Given instruction: Find the lines below that contain the string "JSON". Copy each one.

** START OF Stored data **

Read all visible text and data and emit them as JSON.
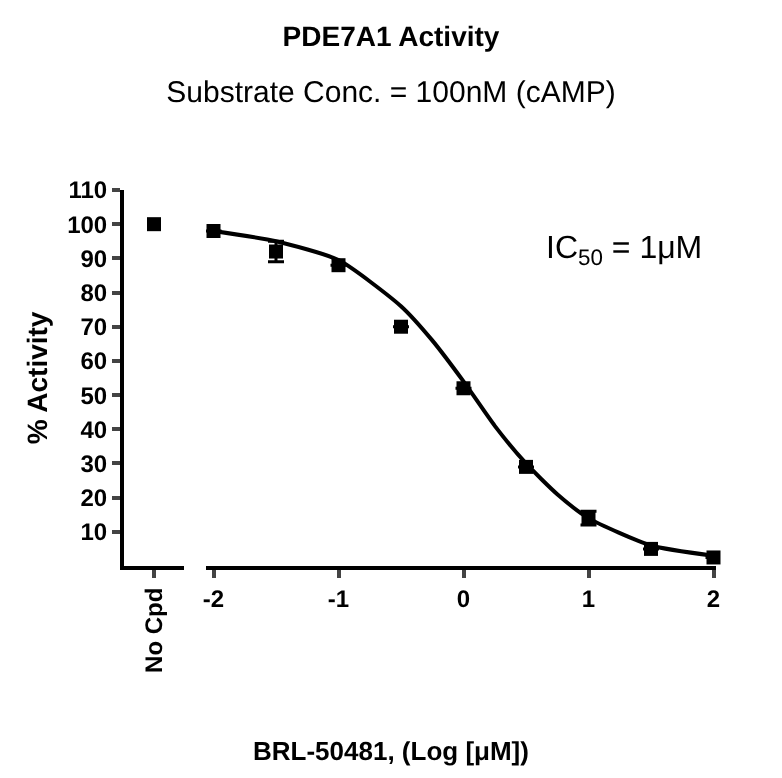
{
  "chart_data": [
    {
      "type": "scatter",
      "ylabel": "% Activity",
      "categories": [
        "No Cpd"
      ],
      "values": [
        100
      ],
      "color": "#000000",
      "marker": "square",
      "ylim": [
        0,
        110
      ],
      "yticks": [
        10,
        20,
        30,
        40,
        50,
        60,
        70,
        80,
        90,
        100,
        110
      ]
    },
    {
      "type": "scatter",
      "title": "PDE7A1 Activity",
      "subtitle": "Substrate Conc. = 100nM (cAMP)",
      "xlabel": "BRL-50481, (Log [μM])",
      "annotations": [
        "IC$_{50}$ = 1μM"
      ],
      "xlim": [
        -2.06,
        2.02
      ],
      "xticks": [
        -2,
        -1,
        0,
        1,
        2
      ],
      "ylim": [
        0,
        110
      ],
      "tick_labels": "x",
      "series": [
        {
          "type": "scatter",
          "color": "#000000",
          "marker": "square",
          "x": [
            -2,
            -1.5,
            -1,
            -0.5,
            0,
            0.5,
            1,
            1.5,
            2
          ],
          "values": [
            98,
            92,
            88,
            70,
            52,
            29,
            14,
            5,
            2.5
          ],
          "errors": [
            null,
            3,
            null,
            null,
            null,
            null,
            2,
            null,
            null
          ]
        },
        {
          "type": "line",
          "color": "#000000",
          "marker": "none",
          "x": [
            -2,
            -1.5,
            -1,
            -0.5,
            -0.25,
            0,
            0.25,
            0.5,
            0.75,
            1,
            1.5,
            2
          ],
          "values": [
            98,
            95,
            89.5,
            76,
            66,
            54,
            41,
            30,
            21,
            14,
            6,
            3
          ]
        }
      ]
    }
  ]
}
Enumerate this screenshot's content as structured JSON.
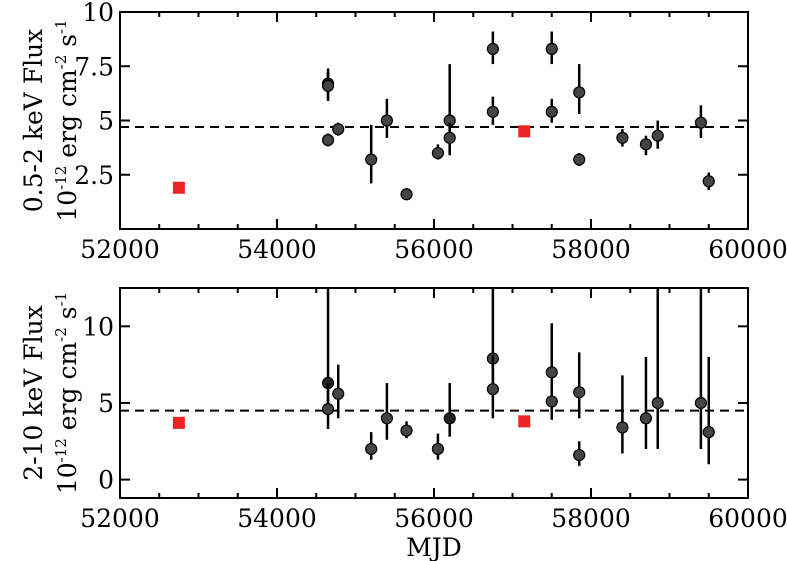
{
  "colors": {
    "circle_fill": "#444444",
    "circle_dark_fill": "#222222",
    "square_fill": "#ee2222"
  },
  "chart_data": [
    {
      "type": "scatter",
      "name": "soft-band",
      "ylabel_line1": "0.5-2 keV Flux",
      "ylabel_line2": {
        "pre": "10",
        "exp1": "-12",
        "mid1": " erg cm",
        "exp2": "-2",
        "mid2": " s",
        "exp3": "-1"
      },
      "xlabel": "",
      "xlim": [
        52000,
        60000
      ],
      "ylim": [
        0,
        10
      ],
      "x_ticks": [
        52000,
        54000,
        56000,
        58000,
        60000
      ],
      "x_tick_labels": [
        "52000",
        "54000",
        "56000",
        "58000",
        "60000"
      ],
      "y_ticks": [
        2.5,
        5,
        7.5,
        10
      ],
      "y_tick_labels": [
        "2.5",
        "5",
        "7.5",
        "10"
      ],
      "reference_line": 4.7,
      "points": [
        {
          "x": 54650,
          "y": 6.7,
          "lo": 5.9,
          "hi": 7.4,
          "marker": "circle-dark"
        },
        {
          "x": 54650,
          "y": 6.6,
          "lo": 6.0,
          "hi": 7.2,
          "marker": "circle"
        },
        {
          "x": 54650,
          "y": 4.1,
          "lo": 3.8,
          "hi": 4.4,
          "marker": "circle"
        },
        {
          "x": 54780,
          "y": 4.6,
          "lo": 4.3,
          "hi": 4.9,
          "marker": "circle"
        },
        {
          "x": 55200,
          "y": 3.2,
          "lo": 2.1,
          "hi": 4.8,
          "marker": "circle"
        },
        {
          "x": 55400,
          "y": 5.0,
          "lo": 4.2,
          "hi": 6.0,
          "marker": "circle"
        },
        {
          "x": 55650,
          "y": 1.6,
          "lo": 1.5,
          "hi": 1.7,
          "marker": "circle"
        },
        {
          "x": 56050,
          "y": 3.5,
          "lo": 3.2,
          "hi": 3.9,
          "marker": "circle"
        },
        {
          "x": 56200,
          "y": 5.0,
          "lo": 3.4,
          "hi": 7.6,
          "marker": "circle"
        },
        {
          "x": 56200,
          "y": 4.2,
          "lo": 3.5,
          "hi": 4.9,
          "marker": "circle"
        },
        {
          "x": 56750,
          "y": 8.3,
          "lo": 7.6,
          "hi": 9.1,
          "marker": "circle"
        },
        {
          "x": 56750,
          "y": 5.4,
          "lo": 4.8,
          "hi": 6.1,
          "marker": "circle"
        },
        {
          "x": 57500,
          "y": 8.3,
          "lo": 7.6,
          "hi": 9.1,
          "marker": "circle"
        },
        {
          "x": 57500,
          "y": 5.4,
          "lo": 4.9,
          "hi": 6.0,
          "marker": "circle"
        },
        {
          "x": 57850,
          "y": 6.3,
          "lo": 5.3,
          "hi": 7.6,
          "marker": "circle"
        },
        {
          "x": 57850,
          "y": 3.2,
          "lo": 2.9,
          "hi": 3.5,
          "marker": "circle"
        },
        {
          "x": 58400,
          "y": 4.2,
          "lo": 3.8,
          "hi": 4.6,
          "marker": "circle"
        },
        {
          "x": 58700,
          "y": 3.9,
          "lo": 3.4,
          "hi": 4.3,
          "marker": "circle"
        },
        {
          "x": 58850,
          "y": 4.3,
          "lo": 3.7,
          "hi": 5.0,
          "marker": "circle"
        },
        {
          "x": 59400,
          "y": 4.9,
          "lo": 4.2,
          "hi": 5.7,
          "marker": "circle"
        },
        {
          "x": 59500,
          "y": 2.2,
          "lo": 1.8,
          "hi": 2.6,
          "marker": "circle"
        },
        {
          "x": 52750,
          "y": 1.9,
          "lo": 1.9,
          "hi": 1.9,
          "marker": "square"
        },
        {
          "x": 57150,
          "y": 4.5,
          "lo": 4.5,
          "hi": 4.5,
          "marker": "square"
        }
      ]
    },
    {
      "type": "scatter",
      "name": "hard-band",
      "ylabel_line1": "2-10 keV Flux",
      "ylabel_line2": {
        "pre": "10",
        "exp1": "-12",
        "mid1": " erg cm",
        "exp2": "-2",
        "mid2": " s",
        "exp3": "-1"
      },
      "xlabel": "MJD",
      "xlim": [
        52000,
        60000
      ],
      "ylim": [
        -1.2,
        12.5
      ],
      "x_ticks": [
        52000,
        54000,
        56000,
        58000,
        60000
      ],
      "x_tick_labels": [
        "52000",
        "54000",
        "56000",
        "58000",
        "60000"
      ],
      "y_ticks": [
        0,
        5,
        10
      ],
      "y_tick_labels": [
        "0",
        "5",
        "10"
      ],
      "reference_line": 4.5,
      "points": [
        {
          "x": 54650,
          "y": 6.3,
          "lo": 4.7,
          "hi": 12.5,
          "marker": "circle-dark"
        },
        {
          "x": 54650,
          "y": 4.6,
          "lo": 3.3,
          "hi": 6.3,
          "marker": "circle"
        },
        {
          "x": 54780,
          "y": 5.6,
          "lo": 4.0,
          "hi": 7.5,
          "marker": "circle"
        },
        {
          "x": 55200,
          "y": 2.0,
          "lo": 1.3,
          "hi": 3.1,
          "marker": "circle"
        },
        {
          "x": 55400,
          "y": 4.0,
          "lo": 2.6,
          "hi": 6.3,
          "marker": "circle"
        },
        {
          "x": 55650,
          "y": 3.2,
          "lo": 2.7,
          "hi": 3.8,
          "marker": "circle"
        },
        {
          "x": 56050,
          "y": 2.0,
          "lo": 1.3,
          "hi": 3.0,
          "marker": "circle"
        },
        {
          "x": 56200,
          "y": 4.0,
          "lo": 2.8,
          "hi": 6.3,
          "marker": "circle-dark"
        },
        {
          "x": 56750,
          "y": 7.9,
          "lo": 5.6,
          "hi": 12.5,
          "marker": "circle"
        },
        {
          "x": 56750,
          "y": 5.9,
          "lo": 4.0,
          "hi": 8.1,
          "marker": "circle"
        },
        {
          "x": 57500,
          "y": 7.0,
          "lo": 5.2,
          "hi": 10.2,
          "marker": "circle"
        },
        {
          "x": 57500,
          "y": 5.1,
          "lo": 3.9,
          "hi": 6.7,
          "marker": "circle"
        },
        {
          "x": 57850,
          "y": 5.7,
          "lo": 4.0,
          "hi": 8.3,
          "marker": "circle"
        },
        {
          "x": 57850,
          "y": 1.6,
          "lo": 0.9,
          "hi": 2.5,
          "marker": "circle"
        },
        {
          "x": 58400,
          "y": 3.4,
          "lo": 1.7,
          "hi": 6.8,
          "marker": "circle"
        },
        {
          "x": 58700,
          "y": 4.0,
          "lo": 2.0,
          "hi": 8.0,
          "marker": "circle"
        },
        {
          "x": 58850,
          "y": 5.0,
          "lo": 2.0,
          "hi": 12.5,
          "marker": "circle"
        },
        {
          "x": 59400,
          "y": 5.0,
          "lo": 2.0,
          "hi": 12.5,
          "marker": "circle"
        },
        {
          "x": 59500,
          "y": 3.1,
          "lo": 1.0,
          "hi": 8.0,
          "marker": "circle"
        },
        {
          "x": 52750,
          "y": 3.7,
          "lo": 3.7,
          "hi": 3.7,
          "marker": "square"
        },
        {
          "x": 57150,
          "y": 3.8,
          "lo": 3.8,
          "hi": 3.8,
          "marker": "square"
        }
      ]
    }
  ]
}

** END OF Stored data **

Answer for the task:
Read all visible text and data and emit them as JSON.
Enumerate this screenshot's content as structured JSON.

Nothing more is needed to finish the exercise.